_What you need to do_
Find the lines below that contain the string "CF₃SO₃". Copy each one.
+---+
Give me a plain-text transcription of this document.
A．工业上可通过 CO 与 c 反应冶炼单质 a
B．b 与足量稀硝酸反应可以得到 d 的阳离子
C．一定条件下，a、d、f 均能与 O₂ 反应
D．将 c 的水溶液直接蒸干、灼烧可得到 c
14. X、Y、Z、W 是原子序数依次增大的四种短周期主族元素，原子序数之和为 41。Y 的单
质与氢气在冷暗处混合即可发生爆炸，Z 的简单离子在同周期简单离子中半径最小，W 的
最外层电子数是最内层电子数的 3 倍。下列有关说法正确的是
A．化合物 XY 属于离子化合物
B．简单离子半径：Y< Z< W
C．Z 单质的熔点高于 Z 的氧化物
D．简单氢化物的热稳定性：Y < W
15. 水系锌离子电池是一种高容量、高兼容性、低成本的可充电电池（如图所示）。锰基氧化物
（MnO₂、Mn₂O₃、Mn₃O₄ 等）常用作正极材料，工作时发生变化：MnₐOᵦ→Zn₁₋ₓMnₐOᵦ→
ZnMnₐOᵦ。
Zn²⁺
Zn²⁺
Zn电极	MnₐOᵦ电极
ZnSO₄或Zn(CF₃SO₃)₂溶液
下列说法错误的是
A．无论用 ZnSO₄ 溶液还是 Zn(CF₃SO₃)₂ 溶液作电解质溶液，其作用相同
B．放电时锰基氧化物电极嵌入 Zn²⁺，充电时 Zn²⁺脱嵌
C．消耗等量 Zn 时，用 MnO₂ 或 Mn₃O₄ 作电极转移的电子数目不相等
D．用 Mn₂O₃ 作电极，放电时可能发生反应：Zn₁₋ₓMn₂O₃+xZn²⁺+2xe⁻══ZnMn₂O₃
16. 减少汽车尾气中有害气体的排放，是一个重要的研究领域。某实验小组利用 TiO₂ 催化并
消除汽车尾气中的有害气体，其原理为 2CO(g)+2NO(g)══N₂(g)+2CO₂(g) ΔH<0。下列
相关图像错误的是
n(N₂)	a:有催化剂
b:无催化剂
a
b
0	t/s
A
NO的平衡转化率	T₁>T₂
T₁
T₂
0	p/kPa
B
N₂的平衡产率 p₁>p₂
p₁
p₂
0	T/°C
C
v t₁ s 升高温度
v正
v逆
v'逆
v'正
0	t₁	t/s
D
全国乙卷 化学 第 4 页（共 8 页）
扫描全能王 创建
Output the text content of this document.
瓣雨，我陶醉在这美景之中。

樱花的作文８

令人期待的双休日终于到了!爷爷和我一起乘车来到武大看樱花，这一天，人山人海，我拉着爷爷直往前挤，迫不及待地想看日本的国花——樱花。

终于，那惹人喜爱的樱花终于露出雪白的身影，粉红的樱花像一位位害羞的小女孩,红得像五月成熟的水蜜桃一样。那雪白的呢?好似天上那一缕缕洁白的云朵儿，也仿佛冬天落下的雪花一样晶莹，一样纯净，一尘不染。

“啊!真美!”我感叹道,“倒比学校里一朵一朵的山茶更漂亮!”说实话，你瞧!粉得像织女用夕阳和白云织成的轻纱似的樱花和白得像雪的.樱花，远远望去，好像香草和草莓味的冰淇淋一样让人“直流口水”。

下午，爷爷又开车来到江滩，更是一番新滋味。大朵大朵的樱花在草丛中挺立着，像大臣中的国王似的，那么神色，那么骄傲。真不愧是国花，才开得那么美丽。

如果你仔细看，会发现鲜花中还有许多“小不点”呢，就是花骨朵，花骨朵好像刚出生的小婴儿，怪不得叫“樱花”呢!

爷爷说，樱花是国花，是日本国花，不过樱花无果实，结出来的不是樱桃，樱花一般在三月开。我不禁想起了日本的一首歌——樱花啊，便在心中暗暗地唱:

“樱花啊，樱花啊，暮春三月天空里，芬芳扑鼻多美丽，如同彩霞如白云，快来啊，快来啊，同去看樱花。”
+---+
_Result_
ZnSO₄或Zn(CF₃SO₃)₂溶液
A．无论用 ZnSO₄ 溶液还是 Zn(CF₃SO₃)₂ 溶液作电解质溶液，其作用相同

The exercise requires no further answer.